* **RECORDS SHOWN**
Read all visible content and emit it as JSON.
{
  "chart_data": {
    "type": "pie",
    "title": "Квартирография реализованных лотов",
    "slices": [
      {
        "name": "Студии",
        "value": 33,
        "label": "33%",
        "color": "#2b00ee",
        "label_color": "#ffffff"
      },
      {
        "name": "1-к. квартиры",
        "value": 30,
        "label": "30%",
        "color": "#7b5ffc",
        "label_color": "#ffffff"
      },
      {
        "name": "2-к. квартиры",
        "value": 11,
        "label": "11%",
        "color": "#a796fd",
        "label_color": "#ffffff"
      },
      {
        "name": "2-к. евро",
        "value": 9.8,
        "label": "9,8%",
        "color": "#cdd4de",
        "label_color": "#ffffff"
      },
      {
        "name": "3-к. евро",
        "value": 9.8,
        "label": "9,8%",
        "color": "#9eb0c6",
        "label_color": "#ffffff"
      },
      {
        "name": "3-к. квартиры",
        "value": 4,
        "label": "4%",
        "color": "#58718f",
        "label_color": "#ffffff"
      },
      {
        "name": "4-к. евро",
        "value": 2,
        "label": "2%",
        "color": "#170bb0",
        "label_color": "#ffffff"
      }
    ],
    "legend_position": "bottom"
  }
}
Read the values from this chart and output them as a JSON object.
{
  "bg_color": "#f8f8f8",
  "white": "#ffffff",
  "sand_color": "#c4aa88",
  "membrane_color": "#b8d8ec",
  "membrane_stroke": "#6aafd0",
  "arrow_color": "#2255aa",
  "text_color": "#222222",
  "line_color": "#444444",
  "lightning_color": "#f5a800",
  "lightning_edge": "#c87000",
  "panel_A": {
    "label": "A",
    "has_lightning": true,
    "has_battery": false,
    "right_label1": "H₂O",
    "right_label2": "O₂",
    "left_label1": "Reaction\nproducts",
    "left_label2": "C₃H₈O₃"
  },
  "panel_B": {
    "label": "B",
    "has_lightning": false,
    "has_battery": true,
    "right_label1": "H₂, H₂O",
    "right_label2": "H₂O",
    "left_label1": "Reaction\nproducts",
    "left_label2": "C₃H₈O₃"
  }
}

* **SET PROBLEM**
Identify each line holding the string "JSON", and copy it out.

* **EXPECTED ANSWER**
Read all visible content and emit it as JSON.
Read the values from this chart and output them as a JSON object.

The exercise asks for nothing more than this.